====== Given records ======

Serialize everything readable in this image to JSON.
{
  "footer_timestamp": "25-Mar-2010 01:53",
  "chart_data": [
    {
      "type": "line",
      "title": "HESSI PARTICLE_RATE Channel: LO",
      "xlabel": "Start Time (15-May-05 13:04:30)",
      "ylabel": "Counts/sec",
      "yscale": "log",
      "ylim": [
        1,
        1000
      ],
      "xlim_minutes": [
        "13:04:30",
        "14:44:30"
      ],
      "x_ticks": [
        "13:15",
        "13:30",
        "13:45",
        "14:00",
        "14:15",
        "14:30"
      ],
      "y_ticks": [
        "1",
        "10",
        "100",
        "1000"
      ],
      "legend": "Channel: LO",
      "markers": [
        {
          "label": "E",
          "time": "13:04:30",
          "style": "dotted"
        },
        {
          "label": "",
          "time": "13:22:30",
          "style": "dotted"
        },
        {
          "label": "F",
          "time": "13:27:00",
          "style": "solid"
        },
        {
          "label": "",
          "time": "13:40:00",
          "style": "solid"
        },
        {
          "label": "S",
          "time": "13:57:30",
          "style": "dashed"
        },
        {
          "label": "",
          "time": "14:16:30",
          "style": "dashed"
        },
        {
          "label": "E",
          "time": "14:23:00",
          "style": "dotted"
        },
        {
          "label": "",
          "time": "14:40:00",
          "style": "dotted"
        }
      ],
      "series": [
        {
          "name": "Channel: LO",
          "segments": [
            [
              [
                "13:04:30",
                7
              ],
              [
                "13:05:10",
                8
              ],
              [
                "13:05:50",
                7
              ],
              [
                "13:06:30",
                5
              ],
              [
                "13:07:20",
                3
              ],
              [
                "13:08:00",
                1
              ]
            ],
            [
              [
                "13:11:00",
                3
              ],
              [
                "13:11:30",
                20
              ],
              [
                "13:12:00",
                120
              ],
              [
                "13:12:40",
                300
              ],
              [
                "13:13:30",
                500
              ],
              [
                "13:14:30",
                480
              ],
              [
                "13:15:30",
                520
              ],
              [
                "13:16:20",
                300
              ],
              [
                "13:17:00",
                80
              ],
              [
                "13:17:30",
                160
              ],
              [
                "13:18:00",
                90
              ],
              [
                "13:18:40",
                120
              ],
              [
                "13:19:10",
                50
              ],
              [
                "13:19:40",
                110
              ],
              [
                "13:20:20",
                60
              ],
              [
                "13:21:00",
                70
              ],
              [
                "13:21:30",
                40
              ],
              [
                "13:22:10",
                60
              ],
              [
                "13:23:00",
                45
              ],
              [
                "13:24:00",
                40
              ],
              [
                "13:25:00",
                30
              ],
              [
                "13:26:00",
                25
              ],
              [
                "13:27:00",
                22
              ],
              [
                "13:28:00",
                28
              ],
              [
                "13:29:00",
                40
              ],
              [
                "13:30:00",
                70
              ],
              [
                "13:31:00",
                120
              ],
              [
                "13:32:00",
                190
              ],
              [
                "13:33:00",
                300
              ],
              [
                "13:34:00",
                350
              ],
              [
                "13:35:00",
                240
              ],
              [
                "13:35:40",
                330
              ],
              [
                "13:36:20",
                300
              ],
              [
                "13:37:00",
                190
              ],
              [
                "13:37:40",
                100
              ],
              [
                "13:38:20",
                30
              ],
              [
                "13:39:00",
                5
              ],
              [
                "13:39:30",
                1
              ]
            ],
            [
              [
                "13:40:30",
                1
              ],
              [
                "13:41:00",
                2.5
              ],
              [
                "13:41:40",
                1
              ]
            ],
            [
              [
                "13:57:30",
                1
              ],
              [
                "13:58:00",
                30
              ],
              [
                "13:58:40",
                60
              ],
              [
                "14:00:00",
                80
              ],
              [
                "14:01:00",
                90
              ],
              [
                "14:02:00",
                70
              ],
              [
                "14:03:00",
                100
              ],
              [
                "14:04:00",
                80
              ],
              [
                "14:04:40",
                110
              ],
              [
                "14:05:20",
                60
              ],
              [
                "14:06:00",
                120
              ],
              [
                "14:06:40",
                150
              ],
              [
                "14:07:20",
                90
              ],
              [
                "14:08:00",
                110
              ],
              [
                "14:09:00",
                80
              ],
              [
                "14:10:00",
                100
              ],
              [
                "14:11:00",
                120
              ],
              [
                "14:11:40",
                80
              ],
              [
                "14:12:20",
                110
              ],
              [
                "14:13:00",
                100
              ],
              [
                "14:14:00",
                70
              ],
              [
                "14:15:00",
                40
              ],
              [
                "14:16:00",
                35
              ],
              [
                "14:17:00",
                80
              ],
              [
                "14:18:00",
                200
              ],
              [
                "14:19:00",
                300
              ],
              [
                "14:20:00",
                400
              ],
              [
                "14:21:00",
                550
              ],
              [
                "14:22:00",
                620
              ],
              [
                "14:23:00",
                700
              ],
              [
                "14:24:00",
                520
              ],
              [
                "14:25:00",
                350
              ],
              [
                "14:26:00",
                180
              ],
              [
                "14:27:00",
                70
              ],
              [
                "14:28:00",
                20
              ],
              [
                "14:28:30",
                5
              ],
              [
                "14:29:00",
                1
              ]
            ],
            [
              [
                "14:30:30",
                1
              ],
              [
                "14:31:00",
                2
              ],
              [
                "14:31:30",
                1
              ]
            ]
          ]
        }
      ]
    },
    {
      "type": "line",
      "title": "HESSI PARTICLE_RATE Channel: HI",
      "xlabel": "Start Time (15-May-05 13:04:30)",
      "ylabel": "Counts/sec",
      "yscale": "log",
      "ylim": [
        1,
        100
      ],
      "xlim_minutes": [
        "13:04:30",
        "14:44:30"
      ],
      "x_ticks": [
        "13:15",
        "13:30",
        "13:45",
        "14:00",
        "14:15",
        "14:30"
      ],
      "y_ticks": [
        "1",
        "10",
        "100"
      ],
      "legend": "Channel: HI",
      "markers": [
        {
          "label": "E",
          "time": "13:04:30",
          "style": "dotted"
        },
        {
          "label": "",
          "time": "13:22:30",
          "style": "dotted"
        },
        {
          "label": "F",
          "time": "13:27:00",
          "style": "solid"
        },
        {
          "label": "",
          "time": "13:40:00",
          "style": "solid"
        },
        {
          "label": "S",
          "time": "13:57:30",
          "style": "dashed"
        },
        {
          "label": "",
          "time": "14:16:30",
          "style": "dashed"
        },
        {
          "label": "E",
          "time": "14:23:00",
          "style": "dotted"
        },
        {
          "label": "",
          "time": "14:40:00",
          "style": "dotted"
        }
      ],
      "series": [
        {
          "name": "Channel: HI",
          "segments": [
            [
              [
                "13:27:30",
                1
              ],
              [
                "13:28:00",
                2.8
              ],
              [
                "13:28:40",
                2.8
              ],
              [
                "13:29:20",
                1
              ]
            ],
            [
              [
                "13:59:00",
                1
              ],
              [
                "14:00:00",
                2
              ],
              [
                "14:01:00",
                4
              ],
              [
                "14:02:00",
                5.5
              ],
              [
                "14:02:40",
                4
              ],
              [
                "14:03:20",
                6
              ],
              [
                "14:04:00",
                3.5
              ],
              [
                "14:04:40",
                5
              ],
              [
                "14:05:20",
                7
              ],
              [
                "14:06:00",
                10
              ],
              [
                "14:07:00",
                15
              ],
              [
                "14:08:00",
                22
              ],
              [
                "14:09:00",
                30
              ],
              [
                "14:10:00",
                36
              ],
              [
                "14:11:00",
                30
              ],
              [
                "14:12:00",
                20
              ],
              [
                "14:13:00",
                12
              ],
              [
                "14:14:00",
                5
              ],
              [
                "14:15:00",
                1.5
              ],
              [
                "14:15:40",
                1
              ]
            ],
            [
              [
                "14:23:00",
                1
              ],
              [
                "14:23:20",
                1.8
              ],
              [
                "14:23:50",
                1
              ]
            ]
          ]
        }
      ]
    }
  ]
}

======

Brief »
Every entry must be quoted exactly as it appears above.

Answer to the task »
Serialize everything readable in this image to JSON.
{
  "footer_timestamp": "25-Mar-2010 01:53",
  "chart_data": [
    {
      "type": "line",
      "title": "HESSI PARTICLE_RATE Channel: LO",
      "xlabel": "Start Time (15-May-05 13:04:30)",
      "ylabel": "Counts/sec",
      "yscale": "log",
      "ylim": [
        1,
        1000
      ],
      "xlim_minutes": [
        "13:04:30",
        "14:44:30"
      ],
      "x_ticks": [
        "13:15",
        "13:30",
        "13:45",
        "14:00",
        "14:15",
        "14:30"
      ],
      "y_ticks": [
        "1",
        "10",
        "100",
        "1000"
      ],
      "legend": "Channel: LO",
      "markers": [
        {
          "label": "E",
          "time": "13:04:30",
          "style": "dotted"
        },
        {
          "label": "",
          "time": "13:22:30",
          "style": "dotted"
        },
        {
          "label": "F",
          "time": "13:27:00",
          "style": "solid"
        },
        {
          "label": "",
          "time": "13:40:00",
          "style": "solid"
        },
        {
          "label": "S",
          "time": "13:57:30",
          "style": "dashed"
        },
        {
          "label": "",
          "time": "14:16:30",
          "style": "dashed"
        },
        {
          "label": "E",
          "time": "14:23:00",
          "style": "dotted"
        },
        {
          "label": "",
          "time": "14:40:00",
          "style": "dotted"
        }
      ],
      "series": [
        {
          "name": "Channel: LO",
          "segments": [
            [
              [
                "13:04:30",
                7
              ],
              [
                "13:05:10",
                8
              ],
              [
                "13:05:50",
                7
              ],
              [
                "13:06:30",
                5
              ],
              [
                "13:07:20",
                3
              ],
              [
                "13:08:00",
                1
              ]
            ],
            [
              [
                "13:11:00",
                3
              ],
              [
                "13:11:30",
                20
              ],
              [
                "13:12:00",
                120
              ],
              [
                "13:12:40",
                300
              ],
              [
                "13:13:30",
                500
              ],
              [
                "13:14:30",
                480
              ],
              [
                "13:15:30",
                520
              ],
              [
                "13:16:20",
                300
              ],
              [
                "13:17:00",
                80
              ],
              [
                "13:17:30",
                160
              ],
              [
                "13:18:00",
                90
              ],
              [
                "13:18:40",
                120
              ],
              [
                "13:19:10",
                50
              ],
              [
                "13:19:40",
                110
              ],
              [
                "13:20:20",
                60
              ],
              [
                "13:21:00",
                70
              ],
              [
                "13:21:30",
                40
              ],
              [
                "13:22:10",
                60
              ],
              [
                "13:23:00",
                45
              ],
              [
                "13:24:00",
                40
              ],
              [
                "13:25:00",
                30
              ],
              [
                "13:26:00",
                25
              ],
              [
                "13:27:00",
                22
              ],
              [
                "13:28:00",
                28
              ],
              [
                "13:29:00",
                40
              ],
              [
                "13:30:00",
                70
              ],
              [
                "13:31:00",
                120
              ],
              [
                "13:32:00",
                190
              ],
              [
                "13:33:00",
                300
              ],
              [
                "13:34:00",
                350
              ],
              [
                "13:35:00",
                240
              ],
              [
                "13:35:40",
                330
              ],
              [
                "13:36:20",
                300
              ],
              [
                "13:37:00",
                190
              ],
              [
                "13:37:40",
                100
              ],
              [
                "13:38:20",
                30
              ],
              [
                "13:39:00",
                5
              ],
              [
                "13:39:30",
                1
              ]
            ],
            [
              [
                "13:40:30",
                1
              ],
              [
                "13:41:00",
                2.5
              ],
              [
                "13:41:40",
                1
              ]
            ],
            [
              [
                "13:57:30",
                1
              ],
              [
                "13:58:00",
                30
              ],
              [
                "13:58:40",
                60
              ],
              [
                "14:00:00",
                80
              ],
              [
                "14:01:00",
                90
              ],
              [
                "14:02:00",
                70
              ],
              [
                "14:03:00",
                100
              ],
              [
                "14:04:00",
                80
              ],
              [
                "14:04:40",
                110
              ],
              [
                "14:05:20",
                60
              ],
              [
                "14:06:00",
                120
              ],
              [
                "14:06:40",
                150
              ],
              [
                "14:07:20",
                90
              ],
              [
                "14:08:00",
                110
              ],
              [
                "14:09:00",
                80
              ],
              [
                "14:10:00",
                100
              ],
              [
                "14:11:00",
                120
              ],
              [
                "14:11:40",
                80
              ],
              [
                "14:12:20",
                110
              ],
              [
                "14:13:00",
                100
              ],
              [
                "14:14:00",
                70
              ],
              [
                "14:15:00",
                40
              ],
              [
                "14:16:00",
                35
              ],
              [
                "14:17:00",
                80
              ],
              [
                "14:18:00",
                200
              ],
              [
                "14:19:00",
                300
              ],
              [
                "14:20:00",
                400
              ],
              [
                "14:21:00",
                550
              ],
              [
                "14:22:00",
                620
              ],
              [
                "14:23:00",
                700
              ],
              [
                "14:24:00",
                520
              ],
              [
                "14:25:00",
                350
              ],
              [
                "14:26:00",
                180
              ],
              [
                "14:27:00",
                70
              ],
              [
                "14:28:00",
                20
              ],
              [
                "14:28:30",
                5
              ],
              [
                "14:29:00",
                1
              ]
            ],
            [
              [
                "14:30:30",
                1
              ],
              [
                "14:31:00",
                2
              ],
              [
                "14:31:30",
                1
              ]
            ]
          ]
        }
      ]
    },
    {
      "type": "line",
      "title": "HESSI PARTICLE_RATE Channel: HI",
      "xlabel": "Start Time (15-May-05 13:04:30)",
      "ylabel": "Counts/sec",
      "yscale": "log",
      "ylim": [
        1,
        100
      ],
      "xlim_minutes": [
        "13:04:30",
        "14:44:30"
      ],
      "x_ticks": [
        "13:15",
        "13:30",
        "13:45",
        "14:00",
        "14:15",
        "14:30"
      ],
      "y_ticks": [
        "1",
        "10",
        "100"
      ],
      "legend": "Channel: HI",
      "markers": [
        {
          "label": "E",
          "time": "13:04:30",
          "style": "dotted"
        },
        {
          "label": "",
          "time": "13:22:30",
          "style": "dotted"
        },
        {
          "label": "F",
          "time": "13:27:00",
          "style": "solid"
        },
        {
          "label": "",
          "time": "13:40:00",
          "style": "solid"
        },
        {
          "label": "S",
          "time": "13:57:30",
          "style": "dashed"
        },
        {
          "label": "",
          "time": "14:16:30",
          "style": "dashed"
        },
        {
          "label": "E",
          "time": "14:23:00",
          "style": "dotted"
        },
        {
          "label": "",
          "time": "14:40:00",
          "style": "dotted"
        }
      ],
      "series": [
        {
          "name": "Channel: HI",
          "segments": [
            [
              [
                "13:27:30",
                1
              ],
              [
                "13:28:00",
                2.8
              ],
              [
                "13:28:40",
                2.8
              ],
              [
                "13:29:20",
                1
              ]
            ],
            [
              [
                "13:59:00",
                1
              ],
              [
                "14:00:00",
                2
              ],
              [
                "14:01:00",
                4
              ],
              [
                "14:02:00",
                5.5
              ],
              [
                "14:02:40",
                4
              ],
              [
                "14:03:20",
                6
              ],
              [
                "14:04:00",
                3.5
              ],
              [
                "14:04:40",
                5
              ],
              [
                "14:05:20",
                7
              ],
              [
                "14:06:00",
                10
              ],
              [
                "14:07:00",
                15
              ],
              [
                "14:08:00",
                22
              ],
              [
                "14:09:00",
                30
              ],
              [
                "14:10:00",
                36
              ],
              [
                "14:11:00",
                30
              ],
              [
                "14:12:00",
                20
              ],
              [
                "14:13:00",
                12
              ],
              [
                "14:14:00",
                5
              ],
              [
                "14:15:00",
                1.5
              ],
              [
                "14:15:40",
                1
              ]
            ],
            [
              [
                "14:23:00",
                1
              ],
              [
                "14:23:20",
                1.8
              ],
              [
                "14:23:50",
                1
              ]
            ]
          ]
        }
      ]
    }
  ]
}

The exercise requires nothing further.